Misalnya, seandainya Anda tanyakan kepada seseorang yang bermazhab Hanafi, ‘Mengapa engkau memilih mazhab Hanafi, bukan yang lainnya? Dan mengapa engkau memilih Abu Hanifah sebagai imam untuk dirimu setelah seribu tahun dari kematiannya? Niscaya orang tersebut tidak akan memberikan jawaban yang memuaskan hatimu. Demikian juga jika Anda menanyakan hal yang sama kepada seseorang yang mengikuti mazhab asy-Syafi’i, Maliki, atau Hanbali. Rahasia di balik itu adalah setiap imam dari empat mazhab tersebut bukanlah seorang nabi atau washiyy (orang yang menerima wasiat untuk meneruskan kepemimpinan nabi). Mereka tidak mendapatkan wahyu ataupun mendapatkan ilham, mereka hanya seperti ulama yang lain, dan orang yang seperti mereka amatlah banyak.

Kemudian mereka bukanlah sahabat Nabi Saw, kebanyakan mereka atau bahkan keseluruhan mereka tidak menjumpai Nabi Saw dan tidak pula menjumpai para sahabat Nabi Saw. Setiap orang dari mereka (imam mazhab yang empat) membuat mazhab untuk dirinya sendiri, ia mengikuti mazhabnya itu dan mempunyai pendapat­-pendapat tersendiri, yang boleh jadi terdapat kesalahan atau kelalaian di dalamnya. Dan setiap dari mereka mempunyai pendapat yang bermacam-macam, yang satu sama lainnya saling bertentangan. Akal sehat tidak akan dapat menerima hal itu, demikian pula hati yang bersih. Sebab, ia tidak berdasarkan pada dalil yang tegas dan kuat, yaitu al-­Qur’an dan Sunnah Nabi Saw.

DATA MATERI ->
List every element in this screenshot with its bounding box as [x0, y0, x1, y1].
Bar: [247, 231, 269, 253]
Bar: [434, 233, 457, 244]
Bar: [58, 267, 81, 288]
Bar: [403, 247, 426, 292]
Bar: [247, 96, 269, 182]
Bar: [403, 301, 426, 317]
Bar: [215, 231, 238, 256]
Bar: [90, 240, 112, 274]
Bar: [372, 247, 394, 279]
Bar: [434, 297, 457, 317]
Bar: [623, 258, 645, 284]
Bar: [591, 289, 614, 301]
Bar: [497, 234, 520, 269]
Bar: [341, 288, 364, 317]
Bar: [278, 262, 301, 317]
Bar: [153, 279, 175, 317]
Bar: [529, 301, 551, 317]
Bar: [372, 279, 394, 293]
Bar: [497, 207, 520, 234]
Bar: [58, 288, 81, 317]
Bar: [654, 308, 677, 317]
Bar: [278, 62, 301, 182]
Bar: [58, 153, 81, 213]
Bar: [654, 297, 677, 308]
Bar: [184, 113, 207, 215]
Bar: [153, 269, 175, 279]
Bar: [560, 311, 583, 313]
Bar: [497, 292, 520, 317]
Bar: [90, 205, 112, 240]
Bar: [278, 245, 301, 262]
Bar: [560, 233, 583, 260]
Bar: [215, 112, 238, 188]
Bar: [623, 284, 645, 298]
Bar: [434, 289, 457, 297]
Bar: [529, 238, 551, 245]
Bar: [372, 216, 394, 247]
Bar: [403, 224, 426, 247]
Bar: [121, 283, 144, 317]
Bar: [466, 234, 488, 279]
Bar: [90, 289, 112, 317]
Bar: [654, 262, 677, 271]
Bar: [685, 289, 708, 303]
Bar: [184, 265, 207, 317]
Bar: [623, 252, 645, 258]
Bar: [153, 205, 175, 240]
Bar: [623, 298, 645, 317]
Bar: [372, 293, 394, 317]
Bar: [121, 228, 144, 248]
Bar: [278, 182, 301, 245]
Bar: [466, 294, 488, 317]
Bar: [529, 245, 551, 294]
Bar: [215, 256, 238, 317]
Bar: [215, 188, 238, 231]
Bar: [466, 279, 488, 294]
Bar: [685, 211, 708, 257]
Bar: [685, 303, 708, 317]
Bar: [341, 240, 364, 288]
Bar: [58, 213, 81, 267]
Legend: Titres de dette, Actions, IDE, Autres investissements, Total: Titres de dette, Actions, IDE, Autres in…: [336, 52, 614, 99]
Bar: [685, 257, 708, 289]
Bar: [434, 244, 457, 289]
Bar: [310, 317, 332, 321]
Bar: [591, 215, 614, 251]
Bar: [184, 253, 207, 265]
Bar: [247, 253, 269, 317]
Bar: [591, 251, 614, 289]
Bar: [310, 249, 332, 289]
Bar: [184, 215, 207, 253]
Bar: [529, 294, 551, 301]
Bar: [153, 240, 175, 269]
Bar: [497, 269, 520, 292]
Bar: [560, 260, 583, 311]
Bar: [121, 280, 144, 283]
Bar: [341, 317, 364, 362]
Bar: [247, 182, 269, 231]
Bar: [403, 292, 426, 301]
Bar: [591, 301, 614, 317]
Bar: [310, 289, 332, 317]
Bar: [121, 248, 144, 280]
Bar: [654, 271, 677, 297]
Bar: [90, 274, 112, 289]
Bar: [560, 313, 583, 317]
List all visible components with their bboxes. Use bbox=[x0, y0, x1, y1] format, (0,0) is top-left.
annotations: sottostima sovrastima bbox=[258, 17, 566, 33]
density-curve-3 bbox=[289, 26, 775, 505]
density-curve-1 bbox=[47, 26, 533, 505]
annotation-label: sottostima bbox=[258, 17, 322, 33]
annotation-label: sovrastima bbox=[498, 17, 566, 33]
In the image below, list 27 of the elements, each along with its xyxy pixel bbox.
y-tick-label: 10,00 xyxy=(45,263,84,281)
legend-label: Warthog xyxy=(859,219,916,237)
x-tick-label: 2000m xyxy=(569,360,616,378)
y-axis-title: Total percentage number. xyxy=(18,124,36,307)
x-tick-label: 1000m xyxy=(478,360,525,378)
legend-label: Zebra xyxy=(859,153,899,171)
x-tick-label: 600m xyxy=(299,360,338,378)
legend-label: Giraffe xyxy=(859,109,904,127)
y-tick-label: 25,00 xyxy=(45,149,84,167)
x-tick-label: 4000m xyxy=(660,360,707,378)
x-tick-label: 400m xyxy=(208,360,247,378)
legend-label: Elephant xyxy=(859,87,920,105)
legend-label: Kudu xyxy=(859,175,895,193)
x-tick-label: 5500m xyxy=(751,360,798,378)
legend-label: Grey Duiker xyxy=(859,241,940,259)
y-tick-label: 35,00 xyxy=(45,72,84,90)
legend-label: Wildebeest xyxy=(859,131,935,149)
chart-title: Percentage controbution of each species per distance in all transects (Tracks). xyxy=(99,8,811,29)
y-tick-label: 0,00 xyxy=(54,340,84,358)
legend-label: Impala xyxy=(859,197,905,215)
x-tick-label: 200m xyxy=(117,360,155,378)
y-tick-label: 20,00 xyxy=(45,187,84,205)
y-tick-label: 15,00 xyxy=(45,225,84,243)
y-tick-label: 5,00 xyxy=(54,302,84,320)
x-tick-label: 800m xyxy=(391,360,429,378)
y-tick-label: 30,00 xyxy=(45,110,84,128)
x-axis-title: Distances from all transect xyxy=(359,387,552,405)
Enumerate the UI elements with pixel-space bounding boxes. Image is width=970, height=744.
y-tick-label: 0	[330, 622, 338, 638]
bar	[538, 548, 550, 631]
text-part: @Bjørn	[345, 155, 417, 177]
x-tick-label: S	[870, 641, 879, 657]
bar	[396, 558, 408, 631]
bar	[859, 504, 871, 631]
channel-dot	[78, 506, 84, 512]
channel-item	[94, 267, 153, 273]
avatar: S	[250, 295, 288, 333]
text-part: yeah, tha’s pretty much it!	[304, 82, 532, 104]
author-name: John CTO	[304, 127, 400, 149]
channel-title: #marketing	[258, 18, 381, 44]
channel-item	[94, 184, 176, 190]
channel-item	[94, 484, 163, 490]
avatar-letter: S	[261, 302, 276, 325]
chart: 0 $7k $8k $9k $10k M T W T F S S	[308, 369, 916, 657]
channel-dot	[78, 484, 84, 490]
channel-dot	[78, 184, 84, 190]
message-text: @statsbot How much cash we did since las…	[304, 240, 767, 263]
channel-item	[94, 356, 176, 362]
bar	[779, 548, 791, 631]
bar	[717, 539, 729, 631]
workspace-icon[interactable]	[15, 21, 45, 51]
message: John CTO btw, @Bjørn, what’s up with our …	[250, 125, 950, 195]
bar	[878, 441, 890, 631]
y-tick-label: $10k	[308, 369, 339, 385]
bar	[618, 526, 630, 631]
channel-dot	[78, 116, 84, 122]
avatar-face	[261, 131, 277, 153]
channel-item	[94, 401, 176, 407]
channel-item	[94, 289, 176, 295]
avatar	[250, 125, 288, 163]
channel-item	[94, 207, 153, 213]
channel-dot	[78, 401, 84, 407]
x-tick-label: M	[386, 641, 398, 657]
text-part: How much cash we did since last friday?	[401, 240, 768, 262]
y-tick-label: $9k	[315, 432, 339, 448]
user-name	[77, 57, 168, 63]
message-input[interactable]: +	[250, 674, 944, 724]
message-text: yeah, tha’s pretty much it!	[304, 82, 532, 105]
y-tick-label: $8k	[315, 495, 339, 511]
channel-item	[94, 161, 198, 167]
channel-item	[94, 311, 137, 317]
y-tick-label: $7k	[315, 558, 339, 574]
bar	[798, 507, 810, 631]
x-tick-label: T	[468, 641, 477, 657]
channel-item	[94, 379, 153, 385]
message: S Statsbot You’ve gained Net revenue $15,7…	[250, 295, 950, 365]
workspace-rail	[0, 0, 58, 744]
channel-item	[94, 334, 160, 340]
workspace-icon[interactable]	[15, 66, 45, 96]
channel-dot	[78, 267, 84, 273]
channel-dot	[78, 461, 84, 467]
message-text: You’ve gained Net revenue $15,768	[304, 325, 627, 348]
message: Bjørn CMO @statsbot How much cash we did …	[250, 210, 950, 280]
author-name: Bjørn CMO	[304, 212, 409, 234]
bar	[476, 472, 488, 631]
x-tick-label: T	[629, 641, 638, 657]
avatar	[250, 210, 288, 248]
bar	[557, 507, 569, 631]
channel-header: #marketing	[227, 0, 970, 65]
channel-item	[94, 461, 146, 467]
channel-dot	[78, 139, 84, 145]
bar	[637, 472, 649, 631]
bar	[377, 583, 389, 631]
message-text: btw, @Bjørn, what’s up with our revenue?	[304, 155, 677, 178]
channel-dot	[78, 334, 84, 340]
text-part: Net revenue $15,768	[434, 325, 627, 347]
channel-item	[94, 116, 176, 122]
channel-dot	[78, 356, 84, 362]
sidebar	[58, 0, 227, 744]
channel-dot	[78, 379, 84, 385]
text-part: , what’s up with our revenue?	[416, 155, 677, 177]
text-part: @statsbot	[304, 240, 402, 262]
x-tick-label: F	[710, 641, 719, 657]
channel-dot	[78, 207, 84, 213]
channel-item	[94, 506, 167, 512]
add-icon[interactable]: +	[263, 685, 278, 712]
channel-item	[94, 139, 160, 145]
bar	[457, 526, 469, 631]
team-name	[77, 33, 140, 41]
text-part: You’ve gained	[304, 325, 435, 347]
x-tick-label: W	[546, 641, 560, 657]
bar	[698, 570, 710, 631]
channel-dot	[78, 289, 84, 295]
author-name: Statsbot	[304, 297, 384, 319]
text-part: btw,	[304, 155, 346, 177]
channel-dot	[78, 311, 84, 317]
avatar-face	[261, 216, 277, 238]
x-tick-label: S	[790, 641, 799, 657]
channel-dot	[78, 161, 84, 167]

SOAL LATIHAN ->
- 1) Tulis ulang bagian kutipan mulai dari "Misalnya, seandainya Anda" dan berakhir pada "mereka amatlah banyak.", dengan mengganti nama "Abu Hanifah" menjadi "Imam Abu Hanifah".
- 2) Jawablah pertanyaan berikut berdasarkan kutipan.
(a) Selain mazhab Hanafi, mazhab apa saja yang disebutkan?
(b) Apa arti washiyy menurut penjelasan dalam tanda kurung?
(c) Apa yang disebut sebagai dalil yang tegas dan kuat?

KUNCI JAWABAN ->
- 1)
Misalnya, seandainya Anda tanyakan kepada seseorang yang bermazhab Hanafi, ‘Mengapa engkau memilih mazhab Hanafi, bukan yang lainnya? Dan mengapa engkau memilih Imam Abu Hanifah sebagai imam untuk dirimu setelah seribu tahun dari kematiannya? Niscaya orang tersebut tidak akan memberikan jawaban yang memuaskan hatimu. Demikian juga jika Anda menanyakan hal yang sama kepada seseorang yang mengikuti mazhab asy-Syafi’i, Maliki, atau Hanbali. Rahasia di balik itu adalah setiap imam dari empat mazhab tersebut bukanlah seorang nabi atau washiyy (orang yang menerima wasiat untuk meneruskan kepemimpinan nabi). Mereka tidak mendapatkan wahyu ataupun mendapatkan ilham, mereka hanya seperti ulama yang lain, dan orang yang seperti mereka amatlah banyak.

- 2)
(a) Mazhab asy-Syafi'i, Maliki, dan Hanbali.
(b) Orang yang menerima wasiat untuk meneruskan kepemimpinan nabi.
(c) Al-Qur'an dan Sunnah Nabi Saw.